**Instructions for the task**
Output the full listing below exactly as it reads, and skip anything that is a picture.

Begin

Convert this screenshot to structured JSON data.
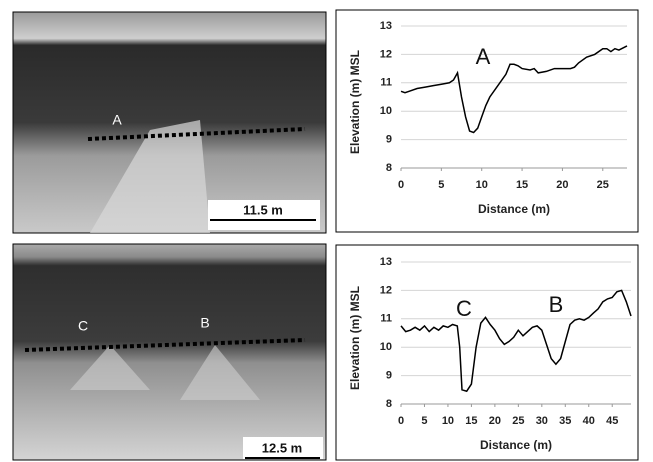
{
  "photos": [
    {
      "labels": [
        "A"
      ],
      "scale_bar": "11.5 m"
    },
    {
      "labels": [
        "C",
        "B"
      ],
      "scale_bar": "12.5 m"
    }
  ],
  "chart_data": [
    {
      "type": "line",
      "x_label": "Distance (m)",
      "y_label": "Elevation (m) MSL",
      "annotations": [
        "A"
      ],
      "color": "#000000",
      "grid": true,
      "x": [
        0,
        0.5,
        1,
        2,
        3,
        4,
        5,
        6,
        6.5,
        7,
        7.5,
        8,
        8.5,
        9,
        9.5,
        10,
        10.5,
        11,
        12,
        13,
        13.5,
        14,
        14.5,
        15,
        16,
        16.5,
        17,
        18,
        19,
        20,
        21,
        21.5,
        22,
        23,
        24,
        25,
        25.5,
        26,
        26.5,
        27,
        28
      ],
      "values": [
        10.7,
        10.65,
        10.7,
        10.8,
        10.85,
        10.9,
        10.95,
        11.0,
        11.1,
        11.35,
        10.5,
        9.8,
        9.3,
        9.25,
        9.4,
        9.8,
        10.2,
        10.5,
        10.9,
        11.3,
        11.65,
        11.65,
        11.6,
        11.5,
        11.45,
        11.5,
        11.35,
        11.4,
        11.5,
        11.5,
        11.5,
        11.55,
        11.7,
        11.9,
        12.0,
        12.2,
        12.2,
        12.1,
        12.2,
        12.15,
        12.3
      ],
      "xlim": [
        0,
        28
      ],
      "xticks": [
        0,
        5,
        10,
        15,
        20,
        25
      ],
      "ylim": [
        8,
        13
      ],
      "yticks": [
        8,
        9,
        10,
        11,
        12,
        13
      ]
    },
    {
      "type": "line",
      "x_label": "Distance (m)",
      "y_label": "Elevation (m) MSL",
      "annotations": [
        "C",
        "B"
      ],
      "color": "#000000",
      "grid": true,
      "x": [
        0,
        1,
        2,
        3,
        4,
        5,
        6,
        7,
        8,
        9,
        10,
        11,
        12,
        12.5,
        13,
        14,
        15,
        16,
        17,
        18,
        19,
        20,
        21,
        22,
        23,
        24,
        25,
        26,
        27,
        28,
        29,
        30,
        31,
        32,
        33,
        34,
        35,
        36,
        37,
        38,
        39,
        40,
        41,
        42,
        43,
        44,
        45,
        46,
        47,
        48,
        49
      ],
      "values": [
        10.75,
        10.55,
        10.6,
        10.7,
        10.6,
        10.75,
        10.55,
        10.7,
        10.6,
        10.75,
        10.7,
        10.8,
        10.75,
        10,
        8.5,
        8.45,
        8.7,
        10,
        10.85,
        11.05,
        10.8,
        10.6,
        10.3,
        10.1,
        10.2,
        10.35,
        10.6,
        10.4,
        10.55,
        10.7,
        10.75,
        10.6,
        10.1,
        9.6,
        9.4,
        9.6,
        10.2,
        10.8,
        10.95,
        11.0,
        10.95,
        11.05,
        11.2,
        11.35,
        11.6,
        11.7,
        11.75,
        11.95,
        12.0,
        11.6,
        11.1
      ],
      "xlim": [
        0,
        49
      ],
      "xticks": [
        0,
        5,
        10,
        15,
        20,
        25,
        30,
        35,
        40,
        45
      ],
      "ylim": [
        8,
        13
      ],
      "yticks": [
        8,
        9,
        10,
        11,
        12,
        13
      ]
    }
  ]
}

End

**Task response**
Convert this screenshot to structured JSON data.
{
  "photos": [
    {
      "labels": [
        "A"
      ],
      "scale_bar": "11.5 m"
    },
    {
      "labels": [
        "C",
        "B"
      ],
      "scale_bar": "12.5 m"
    }
  ],
  "chart_data": [
    {
      "type": "line",
      "x_label": "Distance (m)",
      "y_label": "Elevation (m) MSL",
      "annotations": [
        "A"
      ],
      "color": "#000000",
      "grid": true,
      "x": [
        0,
        0.5,
        1,
        2,
        3,
        4,
        5,
        6,
        6.5,
        7,
        7.5,
        8,
        8.5,
        9,
        9.5,
        10,
        10.5,
        11,
        12,
        13,
        13.5,
        14,
        14.5,
        15,
        16,
        16.5,
        17,
        18,
        19,
        20,
        21,
        21.5,
        22,
        23,
        24,
        25,
        25.5,
        26,
        26.5,
        27,
        28
      ],
      "values": [
        10.7,
        10.65,
        10.7,
        10.8,
        10.85,
        10.9,
        10.95,
        11.0,
        11.1,
        11.35,
        10.5,
        9.8,
        9.3,
        9.25,
        9.4,
        9.8,
        10.2,
        10.5,
        10.9,
        11.3,
        11.65,
        11.65,
        11.6,
        11.5,
        11.45,
        11.5,
        11.35,
        11.4,
        11.5,
        11.5,
        11.5,
        11.55,
        11.7,
        11.9,
        12.0,
        12.2,
        12.2,
        12.1,
        12.2,
        12.15,
        12.3
      ],
      "xlim": [
        0,
        28
      ],
      "xticks": [
        0,
        5,
        10,
        15,
        20,
        25
      ],
      "ylim": [
        8,
        13
      ],
      "yticks": [
        8,
        9,
        10,
        11,
        12,
        13
      ]
    },
    {
      "type": "line",
      "x_label": "Distance (m)",
      "y_label": "Elevation (m) MSL",
      "annotations": [
        "C",
        "B"
      ],
      "color": "#000000",
      "grid": true,
      "x": [
        0,
        1,
        2,
        3,
        4,
        5,
        6,
        7,
        8,
        9,
        10,
        11,
        12,
        12.5,
        13,
        14,
        15,
        16,
        17,
        18,
        19,
        20,
        21,
        22,
        23,
        24,
        25,
        26,
        27,
        28,
        29,
        30,
        31,
        32,
        33,
        34,
        35,
        36,
        37,
        38,
        39,
        40,
        41,
        42,
        43,
        44,
        45,
        46,
        47,
        48,
        49
      ],
      "values": [
        10.75,
        10.55,
        10.6,
        10.7,
        10.6,
        10.75,
        10.55,
        10.7,
        10.6,
        10.75,
        10.7,
        10.8,
        10.75,
        10,
        8.5,
        8.45,
        8.7,
        10,
        10.85,
        11.05,
        10.8,
        10.6,
        10.3,
        10.1,
        10.2,
        10.35,
        10.6,
        10.4,
        10.55,
        10.7,
        10.75,
        10.6,
        10.1,
        9.6,
        9.4,
        9.6,
        10.2,
        10.8,
        10.95,
        11.0,
        10.95,
        11.05,
        11.2,
        11.35,
        11.6,
        11.7,
        11.75,
        11.95,
        12.0,
        11.6,
        11.1
      ],
      "xlim": [
        0,
        49
      ],
      "xticks": [
        0,
        5,
        10,
        15,
        20,
        25,
        30,
        35,
        40,
        45
      ],
      "ylim": [
        8,
        13
      ],
      "yticks": [
        8,
        9,
        10,
        11,
        12,
        13
      ]
    }
  ]
}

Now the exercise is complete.